Below are records; count the lines in them that hold "Colon" and give only the count.

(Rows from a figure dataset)
┌────────

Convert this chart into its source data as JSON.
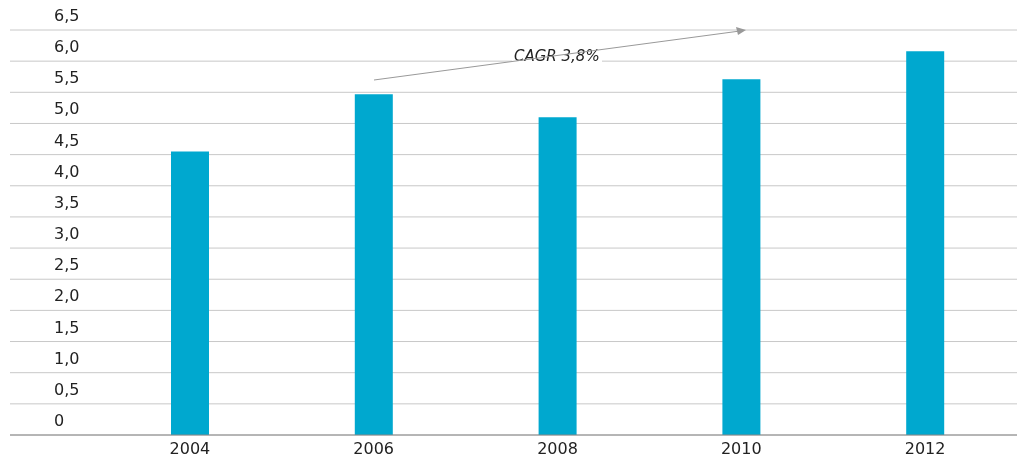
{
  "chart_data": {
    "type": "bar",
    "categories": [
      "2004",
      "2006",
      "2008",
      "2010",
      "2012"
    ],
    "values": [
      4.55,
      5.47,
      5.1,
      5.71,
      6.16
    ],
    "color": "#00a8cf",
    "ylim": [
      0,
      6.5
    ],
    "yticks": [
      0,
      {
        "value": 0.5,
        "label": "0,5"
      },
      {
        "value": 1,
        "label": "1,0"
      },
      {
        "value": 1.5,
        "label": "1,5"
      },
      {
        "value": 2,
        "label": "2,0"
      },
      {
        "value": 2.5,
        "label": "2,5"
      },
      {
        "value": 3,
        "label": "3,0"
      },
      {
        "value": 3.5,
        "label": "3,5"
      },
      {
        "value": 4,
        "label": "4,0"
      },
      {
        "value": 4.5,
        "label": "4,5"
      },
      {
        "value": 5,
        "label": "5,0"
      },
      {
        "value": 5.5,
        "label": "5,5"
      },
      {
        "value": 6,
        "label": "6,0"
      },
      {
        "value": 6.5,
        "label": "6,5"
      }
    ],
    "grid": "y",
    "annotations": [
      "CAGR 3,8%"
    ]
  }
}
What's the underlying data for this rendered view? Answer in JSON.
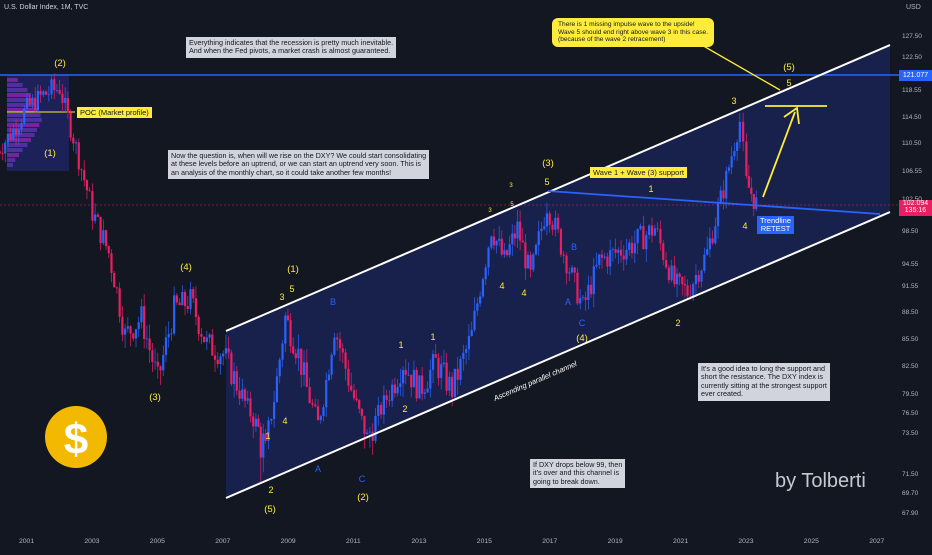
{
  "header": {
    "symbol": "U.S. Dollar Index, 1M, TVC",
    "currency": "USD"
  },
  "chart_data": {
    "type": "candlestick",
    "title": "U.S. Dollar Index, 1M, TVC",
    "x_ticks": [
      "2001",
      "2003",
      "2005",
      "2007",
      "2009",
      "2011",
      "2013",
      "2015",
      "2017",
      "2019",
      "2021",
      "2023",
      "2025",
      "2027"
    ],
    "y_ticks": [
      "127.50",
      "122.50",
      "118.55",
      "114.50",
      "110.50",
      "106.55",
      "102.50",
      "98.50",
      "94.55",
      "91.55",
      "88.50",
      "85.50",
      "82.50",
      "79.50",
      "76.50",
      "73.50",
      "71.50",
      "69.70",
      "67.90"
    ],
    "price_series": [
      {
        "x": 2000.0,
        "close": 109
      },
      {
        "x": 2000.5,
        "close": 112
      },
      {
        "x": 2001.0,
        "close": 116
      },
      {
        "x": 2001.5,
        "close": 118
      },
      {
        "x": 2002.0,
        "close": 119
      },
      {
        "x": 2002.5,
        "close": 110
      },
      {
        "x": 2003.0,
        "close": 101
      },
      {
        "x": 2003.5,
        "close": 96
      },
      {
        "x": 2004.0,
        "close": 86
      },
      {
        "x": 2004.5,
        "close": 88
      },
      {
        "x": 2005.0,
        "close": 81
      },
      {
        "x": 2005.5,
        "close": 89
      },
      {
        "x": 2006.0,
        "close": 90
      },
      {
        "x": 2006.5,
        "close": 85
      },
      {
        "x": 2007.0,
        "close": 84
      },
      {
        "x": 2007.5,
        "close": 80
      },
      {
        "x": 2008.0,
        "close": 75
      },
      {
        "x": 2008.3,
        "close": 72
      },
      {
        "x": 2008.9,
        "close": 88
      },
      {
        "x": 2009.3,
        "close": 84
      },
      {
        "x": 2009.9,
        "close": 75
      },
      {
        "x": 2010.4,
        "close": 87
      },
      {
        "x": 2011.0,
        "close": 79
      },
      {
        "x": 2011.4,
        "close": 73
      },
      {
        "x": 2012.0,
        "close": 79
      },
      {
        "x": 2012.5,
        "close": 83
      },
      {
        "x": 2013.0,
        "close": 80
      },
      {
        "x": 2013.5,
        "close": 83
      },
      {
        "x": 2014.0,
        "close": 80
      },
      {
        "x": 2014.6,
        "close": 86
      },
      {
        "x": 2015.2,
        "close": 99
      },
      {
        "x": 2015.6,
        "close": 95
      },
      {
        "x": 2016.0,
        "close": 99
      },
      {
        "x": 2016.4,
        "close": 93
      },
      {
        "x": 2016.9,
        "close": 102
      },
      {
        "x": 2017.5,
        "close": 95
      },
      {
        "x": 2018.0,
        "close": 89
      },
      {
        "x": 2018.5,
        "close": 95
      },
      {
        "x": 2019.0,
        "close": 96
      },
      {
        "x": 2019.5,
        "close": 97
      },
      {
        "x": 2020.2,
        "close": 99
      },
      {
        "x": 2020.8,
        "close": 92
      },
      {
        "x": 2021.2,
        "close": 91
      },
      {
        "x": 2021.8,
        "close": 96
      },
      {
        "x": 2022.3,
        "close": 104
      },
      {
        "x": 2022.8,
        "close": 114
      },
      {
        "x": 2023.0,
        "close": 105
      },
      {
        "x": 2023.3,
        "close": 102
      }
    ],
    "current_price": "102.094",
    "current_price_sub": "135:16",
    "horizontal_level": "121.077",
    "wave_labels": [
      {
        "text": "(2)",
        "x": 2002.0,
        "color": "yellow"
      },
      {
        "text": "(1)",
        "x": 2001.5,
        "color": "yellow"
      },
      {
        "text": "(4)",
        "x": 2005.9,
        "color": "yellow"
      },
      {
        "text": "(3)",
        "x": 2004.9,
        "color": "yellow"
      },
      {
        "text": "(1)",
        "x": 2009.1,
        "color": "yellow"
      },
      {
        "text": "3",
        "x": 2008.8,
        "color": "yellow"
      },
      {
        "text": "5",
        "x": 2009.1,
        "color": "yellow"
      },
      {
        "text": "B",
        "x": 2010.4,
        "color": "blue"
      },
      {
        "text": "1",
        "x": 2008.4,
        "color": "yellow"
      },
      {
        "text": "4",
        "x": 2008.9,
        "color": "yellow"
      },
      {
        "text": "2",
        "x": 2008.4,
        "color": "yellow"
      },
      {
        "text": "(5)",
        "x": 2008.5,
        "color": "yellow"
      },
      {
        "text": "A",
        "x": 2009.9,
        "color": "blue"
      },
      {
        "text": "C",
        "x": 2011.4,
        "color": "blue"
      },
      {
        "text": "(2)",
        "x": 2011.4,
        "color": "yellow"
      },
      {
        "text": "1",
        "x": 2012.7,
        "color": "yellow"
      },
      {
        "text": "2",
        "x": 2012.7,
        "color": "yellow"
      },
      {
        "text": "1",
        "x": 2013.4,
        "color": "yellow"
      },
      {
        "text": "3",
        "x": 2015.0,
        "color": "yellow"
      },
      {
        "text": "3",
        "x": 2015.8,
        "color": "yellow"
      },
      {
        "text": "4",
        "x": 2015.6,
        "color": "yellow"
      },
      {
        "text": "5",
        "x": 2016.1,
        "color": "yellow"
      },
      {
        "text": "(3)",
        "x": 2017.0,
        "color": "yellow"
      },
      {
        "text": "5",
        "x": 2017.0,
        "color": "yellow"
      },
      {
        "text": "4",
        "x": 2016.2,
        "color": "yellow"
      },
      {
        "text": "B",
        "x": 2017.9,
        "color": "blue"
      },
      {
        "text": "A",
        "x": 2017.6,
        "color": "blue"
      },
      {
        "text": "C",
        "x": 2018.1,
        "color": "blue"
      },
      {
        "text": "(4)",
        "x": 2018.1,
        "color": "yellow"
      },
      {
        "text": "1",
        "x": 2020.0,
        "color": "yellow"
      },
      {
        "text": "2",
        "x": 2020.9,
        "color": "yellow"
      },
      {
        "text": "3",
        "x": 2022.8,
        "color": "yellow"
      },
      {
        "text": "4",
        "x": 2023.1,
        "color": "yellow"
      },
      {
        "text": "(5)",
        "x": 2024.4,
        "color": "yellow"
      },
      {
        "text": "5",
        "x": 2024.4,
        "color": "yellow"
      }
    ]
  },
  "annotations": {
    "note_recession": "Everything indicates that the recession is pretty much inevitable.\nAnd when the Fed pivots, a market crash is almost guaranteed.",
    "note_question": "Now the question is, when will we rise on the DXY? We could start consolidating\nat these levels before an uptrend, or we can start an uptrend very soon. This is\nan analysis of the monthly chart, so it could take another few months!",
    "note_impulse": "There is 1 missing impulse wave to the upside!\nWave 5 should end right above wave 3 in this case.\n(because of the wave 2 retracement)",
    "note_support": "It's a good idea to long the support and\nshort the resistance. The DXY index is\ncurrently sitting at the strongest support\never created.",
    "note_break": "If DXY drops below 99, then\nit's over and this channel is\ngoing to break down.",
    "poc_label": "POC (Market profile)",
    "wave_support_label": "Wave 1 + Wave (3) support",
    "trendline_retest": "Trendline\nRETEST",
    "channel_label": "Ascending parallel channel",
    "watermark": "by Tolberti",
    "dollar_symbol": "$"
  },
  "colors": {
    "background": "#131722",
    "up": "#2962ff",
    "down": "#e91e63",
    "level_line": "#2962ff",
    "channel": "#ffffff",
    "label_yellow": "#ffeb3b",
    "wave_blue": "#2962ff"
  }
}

└────────
┌────────

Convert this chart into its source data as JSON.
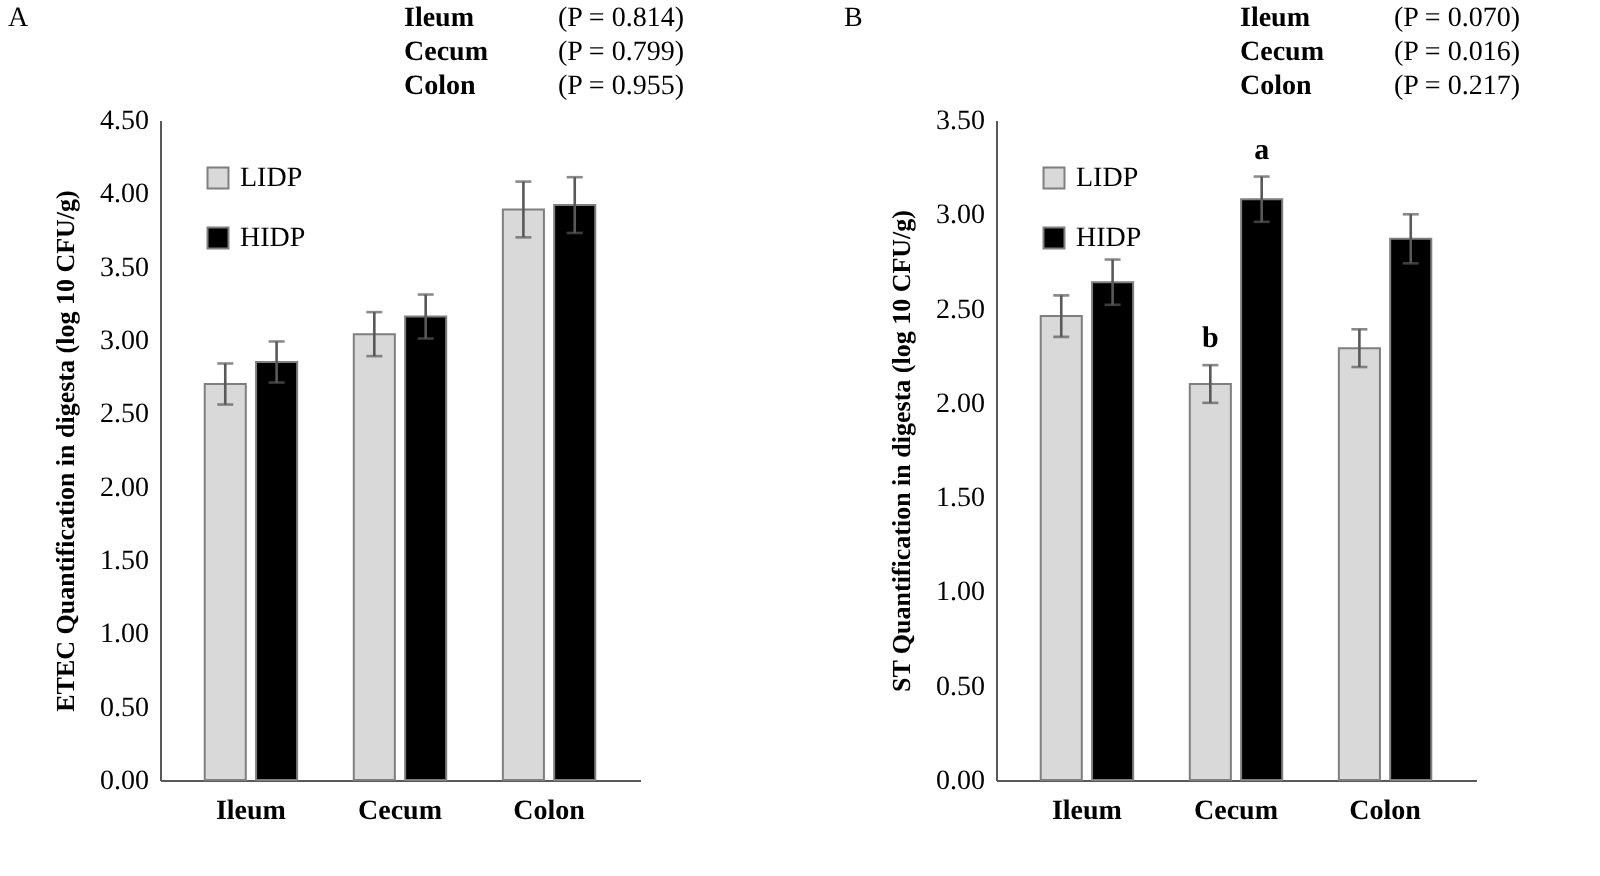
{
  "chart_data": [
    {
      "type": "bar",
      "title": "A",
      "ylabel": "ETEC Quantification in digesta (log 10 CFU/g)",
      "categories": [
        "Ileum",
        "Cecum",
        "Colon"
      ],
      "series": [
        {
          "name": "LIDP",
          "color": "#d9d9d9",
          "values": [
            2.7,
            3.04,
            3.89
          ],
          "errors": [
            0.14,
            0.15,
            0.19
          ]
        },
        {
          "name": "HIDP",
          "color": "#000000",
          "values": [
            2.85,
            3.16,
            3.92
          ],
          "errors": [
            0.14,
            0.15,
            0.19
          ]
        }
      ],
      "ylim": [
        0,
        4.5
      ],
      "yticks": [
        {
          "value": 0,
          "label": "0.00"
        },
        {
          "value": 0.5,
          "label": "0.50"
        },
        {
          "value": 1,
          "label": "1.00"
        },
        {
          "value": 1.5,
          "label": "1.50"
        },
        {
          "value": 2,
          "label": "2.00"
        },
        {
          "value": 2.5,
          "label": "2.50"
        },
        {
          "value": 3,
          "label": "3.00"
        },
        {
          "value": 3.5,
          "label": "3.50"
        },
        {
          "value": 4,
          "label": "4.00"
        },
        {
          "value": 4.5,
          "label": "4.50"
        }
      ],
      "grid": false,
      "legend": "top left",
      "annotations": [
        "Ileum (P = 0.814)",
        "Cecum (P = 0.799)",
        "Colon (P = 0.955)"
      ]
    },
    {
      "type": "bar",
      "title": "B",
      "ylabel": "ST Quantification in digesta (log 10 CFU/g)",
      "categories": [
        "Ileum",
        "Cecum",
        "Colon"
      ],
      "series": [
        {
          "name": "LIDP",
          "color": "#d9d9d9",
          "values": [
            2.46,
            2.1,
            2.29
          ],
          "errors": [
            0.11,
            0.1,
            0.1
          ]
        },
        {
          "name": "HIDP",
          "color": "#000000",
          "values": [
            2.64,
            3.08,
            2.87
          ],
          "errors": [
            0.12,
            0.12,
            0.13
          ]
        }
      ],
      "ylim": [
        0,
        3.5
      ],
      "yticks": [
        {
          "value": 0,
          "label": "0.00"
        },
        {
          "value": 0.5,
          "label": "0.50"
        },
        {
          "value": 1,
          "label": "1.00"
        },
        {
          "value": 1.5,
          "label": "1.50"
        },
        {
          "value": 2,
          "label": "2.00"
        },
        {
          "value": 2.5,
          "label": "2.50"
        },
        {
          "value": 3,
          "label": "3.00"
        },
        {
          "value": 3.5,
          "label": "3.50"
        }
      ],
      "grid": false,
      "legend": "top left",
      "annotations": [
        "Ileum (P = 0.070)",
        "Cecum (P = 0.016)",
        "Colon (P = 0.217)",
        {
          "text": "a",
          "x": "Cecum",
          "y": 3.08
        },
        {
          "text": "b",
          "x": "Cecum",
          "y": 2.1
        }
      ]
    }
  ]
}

└────────

#### [Solution for this exercise]
4